▶ SUPPLIED DATA:
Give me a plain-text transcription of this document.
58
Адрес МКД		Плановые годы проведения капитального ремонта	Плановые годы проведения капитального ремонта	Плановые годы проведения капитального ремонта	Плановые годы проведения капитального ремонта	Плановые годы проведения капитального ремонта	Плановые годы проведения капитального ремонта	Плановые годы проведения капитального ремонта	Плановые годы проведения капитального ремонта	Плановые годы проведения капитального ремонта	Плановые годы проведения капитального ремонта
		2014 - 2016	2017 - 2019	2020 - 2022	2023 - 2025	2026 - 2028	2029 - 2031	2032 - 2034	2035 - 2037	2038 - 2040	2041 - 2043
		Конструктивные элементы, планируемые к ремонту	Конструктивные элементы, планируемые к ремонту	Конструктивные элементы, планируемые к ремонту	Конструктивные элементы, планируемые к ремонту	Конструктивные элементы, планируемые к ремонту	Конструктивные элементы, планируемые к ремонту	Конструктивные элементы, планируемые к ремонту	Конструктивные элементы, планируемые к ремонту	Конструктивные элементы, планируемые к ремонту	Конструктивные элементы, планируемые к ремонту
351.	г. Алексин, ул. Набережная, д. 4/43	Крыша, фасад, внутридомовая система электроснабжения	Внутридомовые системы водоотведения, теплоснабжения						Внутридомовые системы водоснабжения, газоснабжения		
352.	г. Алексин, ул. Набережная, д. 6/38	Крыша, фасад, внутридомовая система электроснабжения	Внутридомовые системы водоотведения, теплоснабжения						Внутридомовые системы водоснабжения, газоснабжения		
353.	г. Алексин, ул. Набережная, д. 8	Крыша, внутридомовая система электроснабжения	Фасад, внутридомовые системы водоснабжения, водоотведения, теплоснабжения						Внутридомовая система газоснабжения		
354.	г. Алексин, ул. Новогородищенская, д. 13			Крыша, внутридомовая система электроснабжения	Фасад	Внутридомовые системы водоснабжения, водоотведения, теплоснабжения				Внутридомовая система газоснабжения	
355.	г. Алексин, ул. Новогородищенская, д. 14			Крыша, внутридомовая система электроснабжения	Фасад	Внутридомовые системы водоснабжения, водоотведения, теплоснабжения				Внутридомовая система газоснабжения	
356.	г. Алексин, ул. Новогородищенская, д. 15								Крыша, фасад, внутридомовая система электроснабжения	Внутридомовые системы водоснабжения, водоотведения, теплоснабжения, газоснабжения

▶ EXERCISE: Track down every line holding the string "Новогородищенская" and copy it.

▶ TASK RESULT:
354.	г. Алексин, ул. Новогородищенская, д. 13			Крыша, внутридомовая система электроснабжения	Фасад	Внутридомовые системы водоснабжения, водоотведения, теплоснабжения				Внутридомовая система газоснабжения	
355.	г. Алексин, ул. Новогородищенская, д. 14			Крыша, внутридомовая система электроснабжения	Фасад	Внутридомовые системы водоснабжения, водоотведения, теплоснабжения				Внутридомовая система газоснабжения	
356.	г. Алексин, ул. Новогородищенская, д. 15								Крыша, фасад, внутридомовая система электроснабжения	Внутридомовые системы водоснабжения, водоотведения, теплоснабжения, газоснабжения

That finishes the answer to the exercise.